Omit all pictures, then retype exactly the lines from the one that contains "Convert this screenshot" through the end of the listing.

:: EXTRACTED RECORDS

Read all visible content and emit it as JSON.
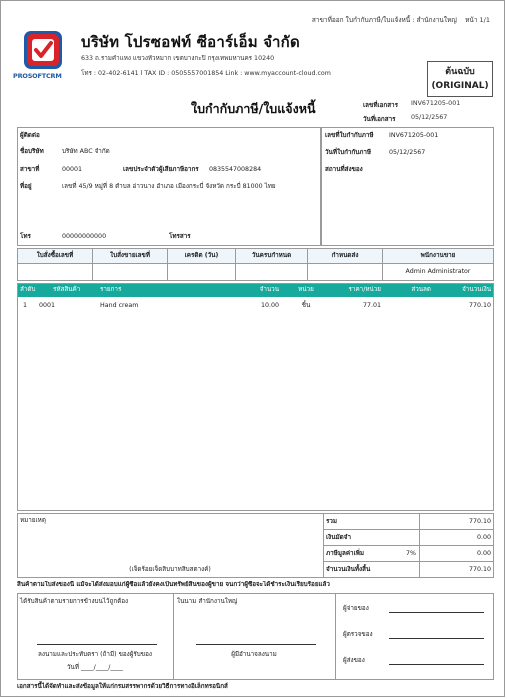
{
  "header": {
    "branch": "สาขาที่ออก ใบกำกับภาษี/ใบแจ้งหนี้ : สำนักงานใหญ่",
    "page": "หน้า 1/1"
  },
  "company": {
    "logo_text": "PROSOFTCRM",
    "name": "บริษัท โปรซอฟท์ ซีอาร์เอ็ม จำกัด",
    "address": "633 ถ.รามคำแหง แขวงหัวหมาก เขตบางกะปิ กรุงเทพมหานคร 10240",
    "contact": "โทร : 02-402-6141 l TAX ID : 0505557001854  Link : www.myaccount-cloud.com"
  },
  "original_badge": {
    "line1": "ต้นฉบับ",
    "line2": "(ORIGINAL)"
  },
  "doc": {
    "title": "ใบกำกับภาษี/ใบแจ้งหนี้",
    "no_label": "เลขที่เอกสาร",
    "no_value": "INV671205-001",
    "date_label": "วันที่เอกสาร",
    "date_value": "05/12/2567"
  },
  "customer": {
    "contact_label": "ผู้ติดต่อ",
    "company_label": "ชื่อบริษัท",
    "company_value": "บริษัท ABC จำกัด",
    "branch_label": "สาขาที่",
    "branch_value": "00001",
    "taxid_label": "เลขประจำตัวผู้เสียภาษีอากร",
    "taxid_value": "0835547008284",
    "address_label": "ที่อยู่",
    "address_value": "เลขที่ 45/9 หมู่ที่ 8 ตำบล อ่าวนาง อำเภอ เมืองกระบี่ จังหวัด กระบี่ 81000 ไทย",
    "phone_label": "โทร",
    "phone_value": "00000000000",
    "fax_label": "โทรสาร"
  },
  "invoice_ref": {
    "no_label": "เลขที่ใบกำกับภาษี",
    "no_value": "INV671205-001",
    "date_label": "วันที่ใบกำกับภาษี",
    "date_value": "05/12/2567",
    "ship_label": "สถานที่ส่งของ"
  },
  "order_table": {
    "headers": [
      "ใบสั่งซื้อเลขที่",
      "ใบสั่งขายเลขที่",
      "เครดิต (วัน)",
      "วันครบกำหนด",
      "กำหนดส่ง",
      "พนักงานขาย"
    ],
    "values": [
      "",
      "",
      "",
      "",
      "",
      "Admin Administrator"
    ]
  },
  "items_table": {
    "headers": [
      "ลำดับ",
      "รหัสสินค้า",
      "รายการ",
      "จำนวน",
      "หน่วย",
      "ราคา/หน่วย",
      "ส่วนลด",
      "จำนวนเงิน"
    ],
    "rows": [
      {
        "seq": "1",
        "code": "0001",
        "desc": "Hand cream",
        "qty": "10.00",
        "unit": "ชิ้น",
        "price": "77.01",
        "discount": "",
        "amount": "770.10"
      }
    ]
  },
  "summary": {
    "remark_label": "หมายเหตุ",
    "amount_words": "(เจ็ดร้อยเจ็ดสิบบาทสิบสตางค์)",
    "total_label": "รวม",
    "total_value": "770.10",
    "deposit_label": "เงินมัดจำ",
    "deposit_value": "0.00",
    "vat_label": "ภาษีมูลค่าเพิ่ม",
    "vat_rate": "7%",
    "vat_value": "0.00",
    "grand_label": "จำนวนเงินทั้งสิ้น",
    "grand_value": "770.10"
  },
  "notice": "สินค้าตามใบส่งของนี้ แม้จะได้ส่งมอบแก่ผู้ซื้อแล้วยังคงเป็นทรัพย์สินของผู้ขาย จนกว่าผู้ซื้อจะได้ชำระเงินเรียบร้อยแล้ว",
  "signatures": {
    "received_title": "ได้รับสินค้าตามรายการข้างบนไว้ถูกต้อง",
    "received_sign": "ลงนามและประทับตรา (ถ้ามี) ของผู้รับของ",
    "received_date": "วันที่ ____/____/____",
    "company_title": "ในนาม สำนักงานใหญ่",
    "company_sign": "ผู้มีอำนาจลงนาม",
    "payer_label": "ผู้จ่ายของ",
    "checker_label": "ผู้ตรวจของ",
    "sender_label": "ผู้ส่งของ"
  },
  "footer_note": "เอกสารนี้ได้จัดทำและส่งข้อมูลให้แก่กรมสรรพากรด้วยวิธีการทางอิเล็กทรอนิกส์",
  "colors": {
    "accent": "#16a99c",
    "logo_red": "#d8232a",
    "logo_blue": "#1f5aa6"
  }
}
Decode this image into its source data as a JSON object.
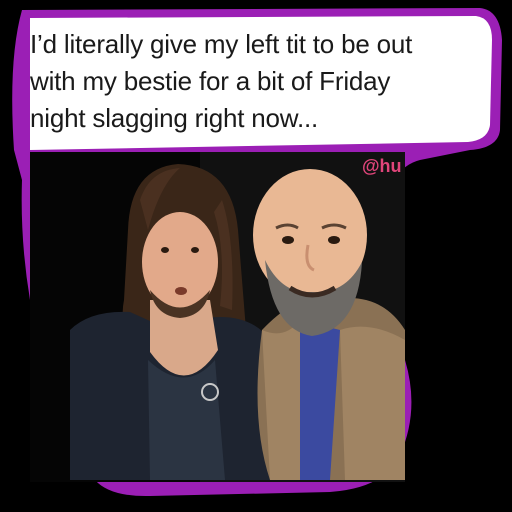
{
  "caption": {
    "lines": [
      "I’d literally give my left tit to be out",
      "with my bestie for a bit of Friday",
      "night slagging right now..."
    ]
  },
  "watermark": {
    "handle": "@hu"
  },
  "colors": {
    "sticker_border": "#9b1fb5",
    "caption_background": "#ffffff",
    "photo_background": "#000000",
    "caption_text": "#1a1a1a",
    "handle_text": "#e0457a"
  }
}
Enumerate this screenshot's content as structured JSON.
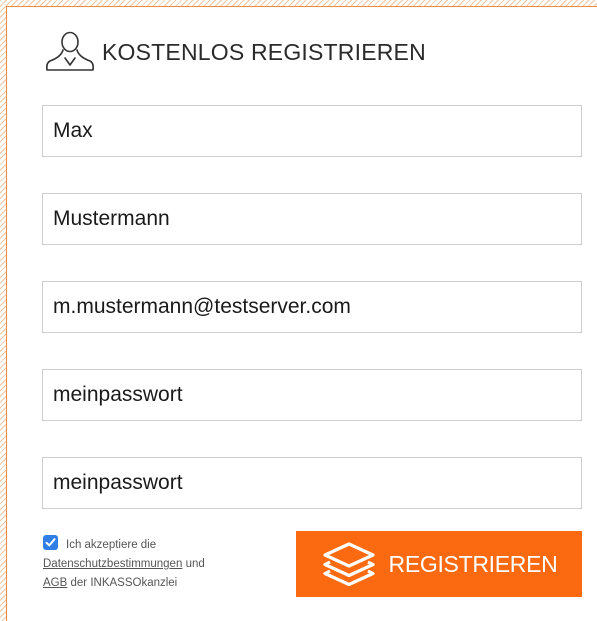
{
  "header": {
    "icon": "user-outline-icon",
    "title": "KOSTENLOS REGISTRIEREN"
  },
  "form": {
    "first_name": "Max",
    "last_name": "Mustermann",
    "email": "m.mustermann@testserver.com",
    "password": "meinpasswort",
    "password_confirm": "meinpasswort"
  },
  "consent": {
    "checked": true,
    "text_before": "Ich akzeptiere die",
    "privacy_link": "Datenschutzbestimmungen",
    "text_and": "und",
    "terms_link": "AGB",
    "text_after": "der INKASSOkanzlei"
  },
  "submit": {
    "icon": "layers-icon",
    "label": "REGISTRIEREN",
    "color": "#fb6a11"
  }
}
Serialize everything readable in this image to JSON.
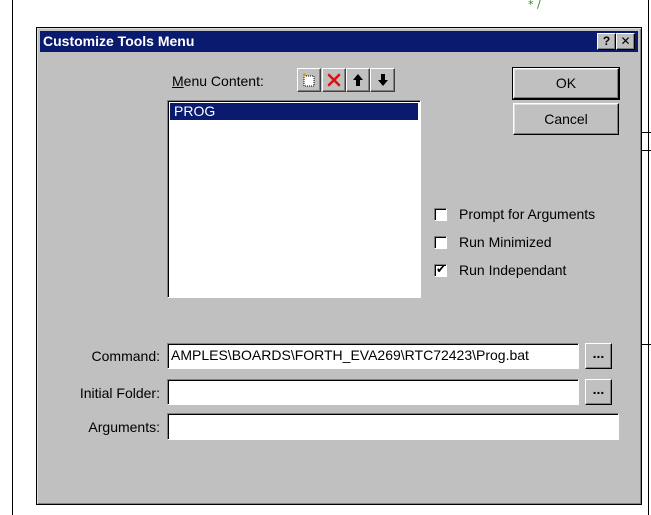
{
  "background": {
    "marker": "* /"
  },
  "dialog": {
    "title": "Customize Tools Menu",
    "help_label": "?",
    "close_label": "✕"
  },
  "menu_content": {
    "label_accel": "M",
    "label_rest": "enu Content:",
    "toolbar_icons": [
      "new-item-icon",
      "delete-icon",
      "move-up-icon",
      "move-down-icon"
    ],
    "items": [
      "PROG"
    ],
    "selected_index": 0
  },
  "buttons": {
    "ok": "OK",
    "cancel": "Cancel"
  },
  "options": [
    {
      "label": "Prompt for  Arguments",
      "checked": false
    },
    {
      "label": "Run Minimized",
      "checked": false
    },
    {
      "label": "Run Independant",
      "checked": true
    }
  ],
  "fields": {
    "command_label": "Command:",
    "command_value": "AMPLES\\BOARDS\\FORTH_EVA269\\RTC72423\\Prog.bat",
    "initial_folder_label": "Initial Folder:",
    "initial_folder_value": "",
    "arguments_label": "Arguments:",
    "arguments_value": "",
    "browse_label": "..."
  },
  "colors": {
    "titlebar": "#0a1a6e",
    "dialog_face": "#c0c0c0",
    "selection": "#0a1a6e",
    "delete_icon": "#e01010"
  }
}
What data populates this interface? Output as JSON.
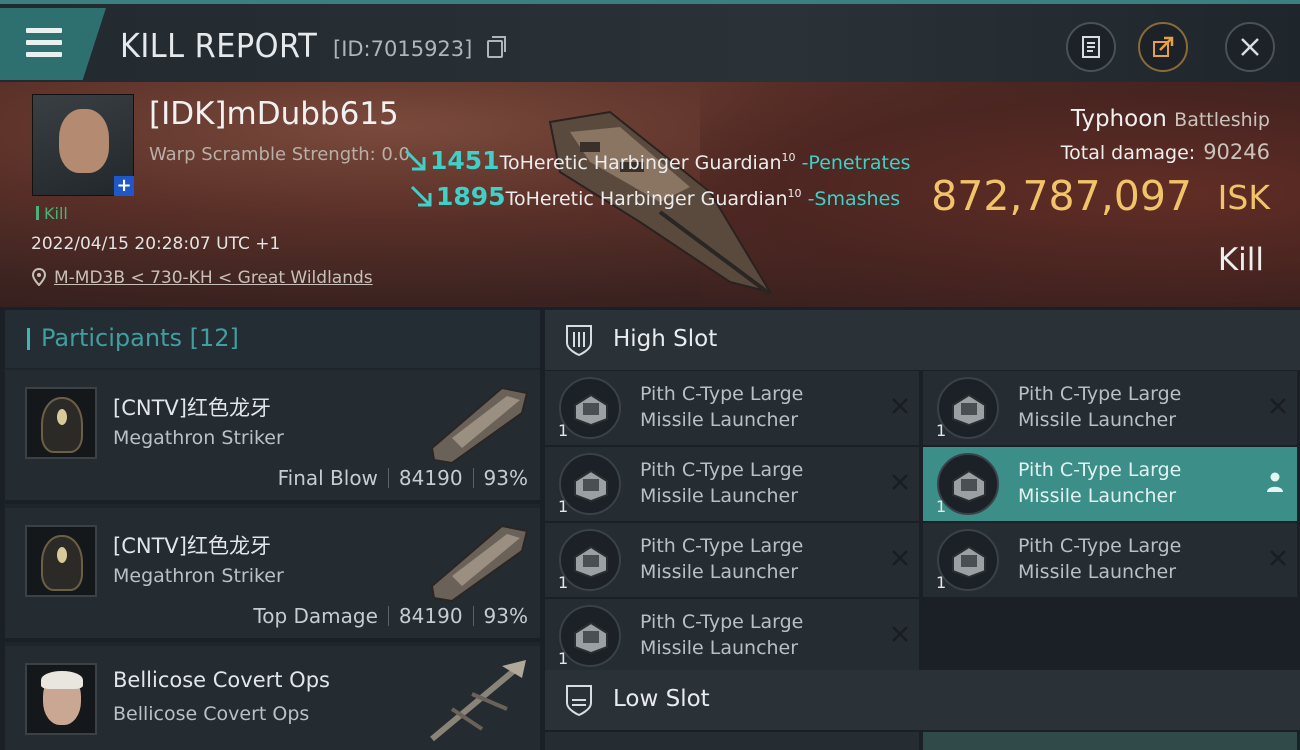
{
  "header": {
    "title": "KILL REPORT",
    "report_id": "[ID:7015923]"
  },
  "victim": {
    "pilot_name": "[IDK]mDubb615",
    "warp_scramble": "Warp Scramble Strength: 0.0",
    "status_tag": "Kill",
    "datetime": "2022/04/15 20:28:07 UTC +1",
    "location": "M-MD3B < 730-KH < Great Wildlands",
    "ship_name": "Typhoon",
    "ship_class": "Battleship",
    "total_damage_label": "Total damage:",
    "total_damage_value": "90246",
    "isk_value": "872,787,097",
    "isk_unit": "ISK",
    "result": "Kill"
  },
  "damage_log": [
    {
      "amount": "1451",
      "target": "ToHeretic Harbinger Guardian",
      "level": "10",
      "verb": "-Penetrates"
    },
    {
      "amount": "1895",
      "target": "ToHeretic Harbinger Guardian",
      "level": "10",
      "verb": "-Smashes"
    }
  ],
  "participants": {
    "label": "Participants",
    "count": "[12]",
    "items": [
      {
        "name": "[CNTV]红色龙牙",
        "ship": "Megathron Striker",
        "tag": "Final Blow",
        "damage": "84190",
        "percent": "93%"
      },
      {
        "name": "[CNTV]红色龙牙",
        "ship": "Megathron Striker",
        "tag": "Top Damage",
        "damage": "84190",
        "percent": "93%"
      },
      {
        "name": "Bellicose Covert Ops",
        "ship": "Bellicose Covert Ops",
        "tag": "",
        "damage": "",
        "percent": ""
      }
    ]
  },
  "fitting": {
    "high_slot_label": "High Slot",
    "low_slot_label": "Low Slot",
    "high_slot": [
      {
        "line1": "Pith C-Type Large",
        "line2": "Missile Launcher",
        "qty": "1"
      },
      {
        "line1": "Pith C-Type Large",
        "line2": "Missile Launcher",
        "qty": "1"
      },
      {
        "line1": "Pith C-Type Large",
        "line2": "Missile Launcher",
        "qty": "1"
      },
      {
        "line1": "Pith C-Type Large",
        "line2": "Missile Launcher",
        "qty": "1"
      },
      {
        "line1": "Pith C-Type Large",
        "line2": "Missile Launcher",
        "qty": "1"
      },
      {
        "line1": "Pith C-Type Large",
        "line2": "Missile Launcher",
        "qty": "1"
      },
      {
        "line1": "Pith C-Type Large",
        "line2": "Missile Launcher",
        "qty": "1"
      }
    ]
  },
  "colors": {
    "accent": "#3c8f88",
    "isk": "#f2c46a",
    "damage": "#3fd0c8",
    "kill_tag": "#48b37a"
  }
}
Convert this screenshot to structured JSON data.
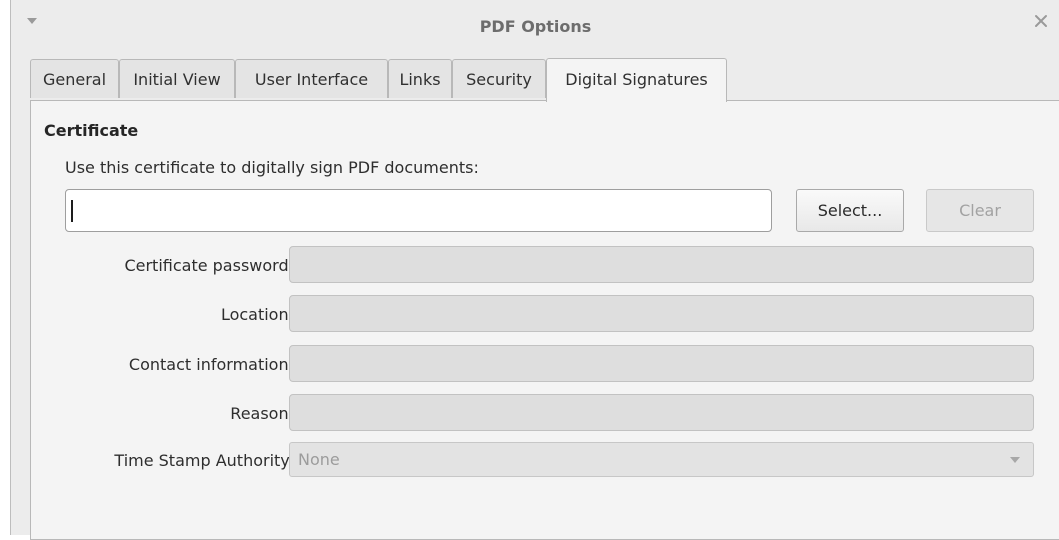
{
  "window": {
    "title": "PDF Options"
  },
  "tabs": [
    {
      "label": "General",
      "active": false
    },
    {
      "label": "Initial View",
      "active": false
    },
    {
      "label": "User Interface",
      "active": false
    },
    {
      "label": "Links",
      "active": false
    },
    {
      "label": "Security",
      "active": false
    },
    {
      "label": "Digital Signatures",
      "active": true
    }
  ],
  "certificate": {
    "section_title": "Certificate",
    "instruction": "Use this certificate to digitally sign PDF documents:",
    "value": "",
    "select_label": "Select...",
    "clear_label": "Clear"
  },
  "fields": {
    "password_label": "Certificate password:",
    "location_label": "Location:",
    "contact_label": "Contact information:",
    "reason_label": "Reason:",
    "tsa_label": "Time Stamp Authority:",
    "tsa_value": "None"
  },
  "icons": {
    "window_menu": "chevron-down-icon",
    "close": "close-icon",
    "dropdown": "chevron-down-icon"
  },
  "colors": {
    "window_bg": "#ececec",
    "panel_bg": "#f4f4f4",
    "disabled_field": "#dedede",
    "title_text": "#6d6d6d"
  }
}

::::

== REPLY ==
Convert this screenshot to structured JSON data.
{
  "window": {
    "title": "PDF Options"
  },
  "tabs": [
    {
      "label": "General",
      "active": false
    },
    {
      "label": "Initial View",
      "active": false
    },
    {
      "label": "User Interface",
      "active": false
    },
    {
      "label": "Links",
      "active": false
    },
    {
      "label": "Security",
      "active": false
    },
    {
      "label": "Digital Signatures",
      "active": true
    }
  ],
  "certificate": {
    "section_title": "Certificate",
    "instruction": "Use this certificate to digitally sign PDF documents:",
    "value": "",
    "select_label": "Select...",
    "clear_label": "Clear"
  },
  "fields": {
    "password_label": "Certificate password:",
    "location_label": "Location:",
    "contact_label": "Contact information:",
    "reason_label": "Reason:",
    "tsa_label": "Time Stamp Authority:",
    "tsa_value": "None"
  },
  "icons": {
    "window_menu": "chevron-down-icon",
    "close": "close-icon",
    "dropdown": "chevron-down-icon"
  },
  "colors": {
    "window_bg": "#ececec",
    "panel_bg": "#f4f4f4",
    "disabled_field": "#dedede",
    "title_text": "#6d6d6d"
  }
}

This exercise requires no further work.